SHORT PROBLEM ▸ Could you output each line of the data that follows exactly?

* * * *

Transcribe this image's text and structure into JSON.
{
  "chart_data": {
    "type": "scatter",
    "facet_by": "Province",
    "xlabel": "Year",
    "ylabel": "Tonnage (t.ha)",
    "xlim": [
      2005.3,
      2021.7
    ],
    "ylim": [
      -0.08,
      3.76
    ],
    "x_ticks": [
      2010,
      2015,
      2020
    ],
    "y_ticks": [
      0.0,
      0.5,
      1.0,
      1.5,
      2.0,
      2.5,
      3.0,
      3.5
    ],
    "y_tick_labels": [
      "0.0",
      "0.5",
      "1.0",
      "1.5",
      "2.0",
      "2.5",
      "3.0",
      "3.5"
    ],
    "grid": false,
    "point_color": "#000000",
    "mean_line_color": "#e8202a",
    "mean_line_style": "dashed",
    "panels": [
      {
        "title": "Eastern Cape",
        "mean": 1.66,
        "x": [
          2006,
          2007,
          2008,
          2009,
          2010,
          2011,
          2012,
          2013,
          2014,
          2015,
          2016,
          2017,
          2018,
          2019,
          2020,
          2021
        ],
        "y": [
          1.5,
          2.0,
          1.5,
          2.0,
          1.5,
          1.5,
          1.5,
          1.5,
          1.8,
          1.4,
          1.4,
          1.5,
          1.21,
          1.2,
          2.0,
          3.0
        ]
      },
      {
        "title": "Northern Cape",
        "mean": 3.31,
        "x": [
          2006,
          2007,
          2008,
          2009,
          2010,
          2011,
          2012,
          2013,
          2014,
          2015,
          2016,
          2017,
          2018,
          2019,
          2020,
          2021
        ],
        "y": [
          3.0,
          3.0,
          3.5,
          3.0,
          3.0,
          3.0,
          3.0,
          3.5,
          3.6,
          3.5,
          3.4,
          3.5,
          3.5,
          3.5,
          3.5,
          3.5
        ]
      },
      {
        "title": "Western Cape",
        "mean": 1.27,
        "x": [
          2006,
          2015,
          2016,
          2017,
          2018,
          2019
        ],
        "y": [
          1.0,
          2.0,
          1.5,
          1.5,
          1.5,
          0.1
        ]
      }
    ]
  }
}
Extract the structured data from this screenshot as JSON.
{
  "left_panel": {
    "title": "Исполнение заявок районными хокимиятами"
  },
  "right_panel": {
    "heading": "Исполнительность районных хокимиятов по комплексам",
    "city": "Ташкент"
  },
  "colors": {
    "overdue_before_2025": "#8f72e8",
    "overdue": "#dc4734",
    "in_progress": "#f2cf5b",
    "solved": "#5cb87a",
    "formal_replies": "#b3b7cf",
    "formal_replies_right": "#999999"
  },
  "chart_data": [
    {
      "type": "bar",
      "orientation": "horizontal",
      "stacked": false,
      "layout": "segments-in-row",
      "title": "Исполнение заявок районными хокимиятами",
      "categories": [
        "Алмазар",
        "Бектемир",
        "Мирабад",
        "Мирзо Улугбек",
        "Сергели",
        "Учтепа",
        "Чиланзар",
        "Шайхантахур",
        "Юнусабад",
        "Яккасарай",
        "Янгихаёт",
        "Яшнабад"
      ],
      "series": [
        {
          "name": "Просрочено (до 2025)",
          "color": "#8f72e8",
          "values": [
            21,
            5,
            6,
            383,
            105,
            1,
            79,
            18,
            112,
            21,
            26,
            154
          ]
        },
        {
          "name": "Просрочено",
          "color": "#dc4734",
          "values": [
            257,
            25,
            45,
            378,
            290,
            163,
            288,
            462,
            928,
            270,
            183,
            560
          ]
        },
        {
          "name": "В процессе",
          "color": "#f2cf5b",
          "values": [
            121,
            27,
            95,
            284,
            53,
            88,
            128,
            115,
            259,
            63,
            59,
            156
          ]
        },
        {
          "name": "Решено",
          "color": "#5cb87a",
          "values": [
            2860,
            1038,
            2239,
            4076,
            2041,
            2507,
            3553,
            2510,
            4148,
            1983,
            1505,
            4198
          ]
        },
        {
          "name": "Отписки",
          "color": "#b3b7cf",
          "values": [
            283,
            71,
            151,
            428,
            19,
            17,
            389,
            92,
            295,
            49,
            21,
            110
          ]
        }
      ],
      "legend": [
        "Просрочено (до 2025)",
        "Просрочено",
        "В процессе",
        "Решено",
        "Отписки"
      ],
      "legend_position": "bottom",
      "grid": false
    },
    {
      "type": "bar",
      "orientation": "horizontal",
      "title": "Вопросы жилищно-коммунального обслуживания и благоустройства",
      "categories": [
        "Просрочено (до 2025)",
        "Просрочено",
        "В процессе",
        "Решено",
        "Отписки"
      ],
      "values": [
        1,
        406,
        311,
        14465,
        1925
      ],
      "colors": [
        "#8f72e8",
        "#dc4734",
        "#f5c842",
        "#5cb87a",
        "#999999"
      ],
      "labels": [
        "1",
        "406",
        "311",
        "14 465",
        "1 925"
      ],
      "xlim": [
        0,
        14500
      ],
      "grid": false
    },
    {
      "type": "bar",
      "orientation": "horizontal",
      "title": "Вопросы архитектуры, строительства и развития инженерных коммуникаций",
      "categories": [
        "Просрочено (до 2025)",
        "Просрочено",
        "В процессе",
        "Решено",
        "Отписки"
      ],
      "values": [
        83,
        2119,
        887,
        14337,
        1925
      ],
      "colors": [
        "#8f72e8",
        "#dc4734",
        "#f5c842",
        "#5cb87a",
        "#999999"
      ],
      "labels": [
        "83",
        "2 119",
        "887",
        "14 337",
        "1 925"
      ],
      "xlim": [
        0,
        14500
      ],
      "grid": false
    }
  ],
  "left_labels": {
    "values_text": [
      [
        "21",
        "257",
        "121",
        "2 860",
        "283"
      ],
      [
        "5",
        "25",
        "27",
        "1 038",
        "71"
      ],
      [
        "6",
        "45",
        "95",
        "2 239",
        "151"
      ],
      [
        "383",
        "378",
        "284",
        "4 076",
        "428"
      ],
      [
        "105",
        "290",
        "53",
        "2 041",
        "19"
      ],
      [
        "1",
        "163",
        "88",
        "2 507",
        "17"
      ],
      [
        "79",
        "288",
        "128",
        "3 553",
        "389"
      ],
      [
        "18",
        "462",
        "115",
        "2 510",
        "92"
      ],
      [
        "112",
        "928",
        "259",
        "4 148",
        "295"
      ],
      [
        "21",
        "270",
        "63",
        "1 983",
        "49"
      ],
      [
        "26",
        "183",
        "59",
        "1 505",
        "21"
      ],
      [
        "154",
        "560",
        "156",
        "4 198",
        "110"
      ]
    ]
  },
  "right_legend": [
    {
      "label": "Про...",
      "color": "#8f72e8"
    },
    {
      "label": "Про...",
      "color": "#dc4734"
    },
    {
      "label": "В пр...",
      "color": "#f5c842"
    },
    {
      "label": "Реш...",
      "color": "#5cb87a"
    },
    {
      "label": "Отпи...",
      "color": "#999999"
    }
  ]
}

* * * *

ANSWER BELOW ▸
Transcribe this image's text and structure into JSON.
{
  "chart_data": {
    "type": "scatter",
    "facet_by": "Province",
    "xlabel": "Year",
    "ylabel": "Tonnage (t.ha)",
    "xlim": [
      2005.3,
      2021.7
    ],
    "ylim": [
      -0.08,
      3.76
    ],
    "x_ticks": [
      2010,
      2015,
      2020
    ],
    "y_ticks": [
      0.0,
      0.5,
      1.0,
      1.5,
      2.0,
      2.5,
      3.0,
      3.5
    ],
    "y_tick_labels": [
      "0.0",
      "0.5",
      "1.0",
      "1.5",
      "2.0",
      "2.5",
      "3.0",
      "3.5"
    ],
    "grid": false,
    "point_color": "#000000",
    "mean_line_color": "#e8202a",
    "mean_line_style": "dashed",
    "panels": [
      {
        "title": "Eastern Cape",
        "mean": 1.66,
        "x": [
          2006,
          2007,
          2008,
          2009,
          2010,
          2011,
          2012,
          2013,
          2014,
          2015,
          2016,
          2017,
          2018,
          2019,
          2020,
          2021
        ],
        "y": [
          1.5,
          2.0,
          1.5,
          2.0,
          1.5,
          1.5,
          1.5,
          1.5,
          1.8,
          1.4,
          1.4,
          1.5,
          1.21,
          1.2,
          2.0,
          3.0
        ]
      },
      {
        "title": "Northern Cape",
        "mean": 3.31,
        "x": [
          2006,
          2007,
          2008,
          2009,
          2010,
          2011,
          2012,
          2013,
          2014,
          2015,
          2016,
          2017,
          2018,
          2019,
          2020,
          2021
        ],
        "y": [
          3.0,
          3.0,
          3.5,
          3.0,
          3.0,
          3.0,
          3.0,
          3.5,
          3.6,
          3.5,
          3.4,
          3.5,
          3.5,
          3.5,
          3.5,
          3.5
        ]
      },
      {
        "title": "Western Cape",
        "mean": 1.27,
        "x": [
          2006,
          2015,
          2016,
          2017,
          2018,
          2019
        ],
        "y": [
          1.0,
          2.0,
          1.5,
          1.5,
          1.5,
          0.1
        ]
      }
    ]
  }
}
Extract the structured data from this screenshot as JSON.
{
  "left_panel": {
    "title": "Исполнение заявок районными хокимиятами"
  },
  "right_panel": {
    "heading": "Исполнительность районных хокимиятов по комплексам",
    "city": "Ташкент"
  },
  "colors": {
    "overdue_before_2025": "#8f72e8",
    "overdue": "#dc4734",
    "in_progress": "#f2cf5b",
    "solved": "#5cb87a",
    "formal_replies": "#b3b7cf",
    "formal_replies_right": "#999999"
  },
  "chart_data": [
    {
      "type": "bar",
      "orientation": "horizontal",
      "stacked": false,
      "layout": "segments-in-row",
      "title": "Исполнение заявок районными хокимиятами",
      "categories": [
        "Алмазар",
        "Бектемир",
        "Мирабад",
        "Мирзо Улугбек",
        "Сергели",
        "Учтепа",
        "Чиланзар",
        "Шайхантахур",
        "Юнусабад",
        "Яккасарай",
        "Янгихаёт",
        "Яшнабад"
      ],
      "series": [
        {
          "name": "Просрочено (до 2025)",
          "color": "#8f72e8",
          "values": [
            21,
            5,
            6,
            383,
            105,
            1,
            79,
            18,
            112,
            21,
            26,
            154
          ]
        },
        {
          "name": "Просрочено",
          "color": "#dc4734",
          "values": [
            257,
            25,
            45,
            378,
            290,
            163,
            288,
            462,
            928,
            270,
            183,
            560
          ]
        },
        {
          "name": "В процессе",
          "color": "#f2cf5b",
          "values": [
            121,
            27,
            95,
            284,
            53,
            88,
            128,
            115,
            259,
            63,
            59,
            156
          ]
        },
        {
          "name": "Решено",
          "color": "#5cb87a",
          "values": [
            2860,
            1038,
            2239,
            4076,
            2041,
            2507,
            3553,
            2510,
            4148,
            1983,
            1505,
            4198
          ]
        },
        {
          "name": "Отписки",
          "color": "#b3b7cf",
          "values": [
            283,
            71,
            151,
            428,
            19,
            17,
            389,
            92,
            295,
            49,
            21,
            110
          ]
        }
      ],
      "legend": [
        "Просрочено (до 2025)",
        "Просрочено",
        "В процессе",
        "Решено",
        "Отписки"
      ],
      "legend_position": "bottom",
      "grid": false
    },
    {
      "type": "bar",
      "orientation": "horizontal",
      "title": "Вопросы жилищно-коммунального обслуживания и благоустройства",
      "categories": [
        "Просрочено (до 2025)",
        "Просрочено",
        "В процессе",
        "Решено",
        "Отписки"
      ],
      "values": [
        1,
        406,
        311,
        14465,
        1925
      ],
      "colors": [
        "#8f72e8",
        "#dc4734",
        "#f5c842",
        "#5cb87a",
        "#999999"
      ],
      "labels": [
        "1",
        "406",
        "311",
        "14 465",
        "1 925"
      ],
      "xlim": [
        0,
        14500
      ],
      "grid": false
    },
    {
      "type": "bar",
      "orientation": "horizontal",
      "title": "Вопросы архитектуры, строительства и развития инженерных коммуникаций",
      "categories": [
        "Просрочено (до 2025)",
        "Просрочено",
        "В процессе",
        "Решено",
        "Отписки"
      ],
      "values": [
        83,
        2119,
        887,
        14337,
        1925
      ],
      "colors": [
        "#8f72e8",
        "#dc4734",
        "#f5c842",
        "#5cb87a",
        "#999999"
      ],
      "labels": [
        "83",
        "2 119",
        "887",
        "14 337",
        "1 925"
      ],
      "xlim": [
        0,
        14500
      ],
      "grid": false
    }
  ],
  "left_labels": {
    "values_text": [
      [
        "21",
        "257",
        "121",
        "2 860",
        "283"
      ],
      [
        "5",
        "25",
        "27",
        "1 038",
        "71"
      ],
      [
        "6",
        "45",
        "95",
        "2 239",
        "151"
      ],
      [
        "383",
        "378",
        "284",
        "4 076",
        "428"
      ],
      [
        "105",
        "290",
        "53",
        "2 041",
        "19"
      ],
      [
        "1",
        "163",
        "88",
        "2 507",
        "17"
      ],
      [
        "79",
        "288",
        "128",
        "3 553",
        "389"
      ],
      [
        "18",
        "462",
        "115",
        "2 510",
        "92"
      ],
      [
        "112",
        "928",
        "259",
        "4 148",
        "295"
      ],
      [
        "21",
        "270",
        "63",
        "1 983",
        "49"
      ],
      [
        "26",
        "183",
        "59",
        "1 505",
        "21"
      ],
      [
        "154",
        "560",
        "156",
        "4 198",
        "110"
      ]
    ]
  },
  "right_legend": [
    {
      "label": "Про...",
      "color": "#8f72e8"
    },
    {
      "label": "Про...",
      "color": "#dc4734"
    },
    {
      "label": "В пр...",
      "color": "#f5c842"
    },
    {
      "label": "Реш...",
      "color": "#5cb87a"
    },
    {
      "label": "Отпи...",
      "color": "#999999"
    }
  ]
}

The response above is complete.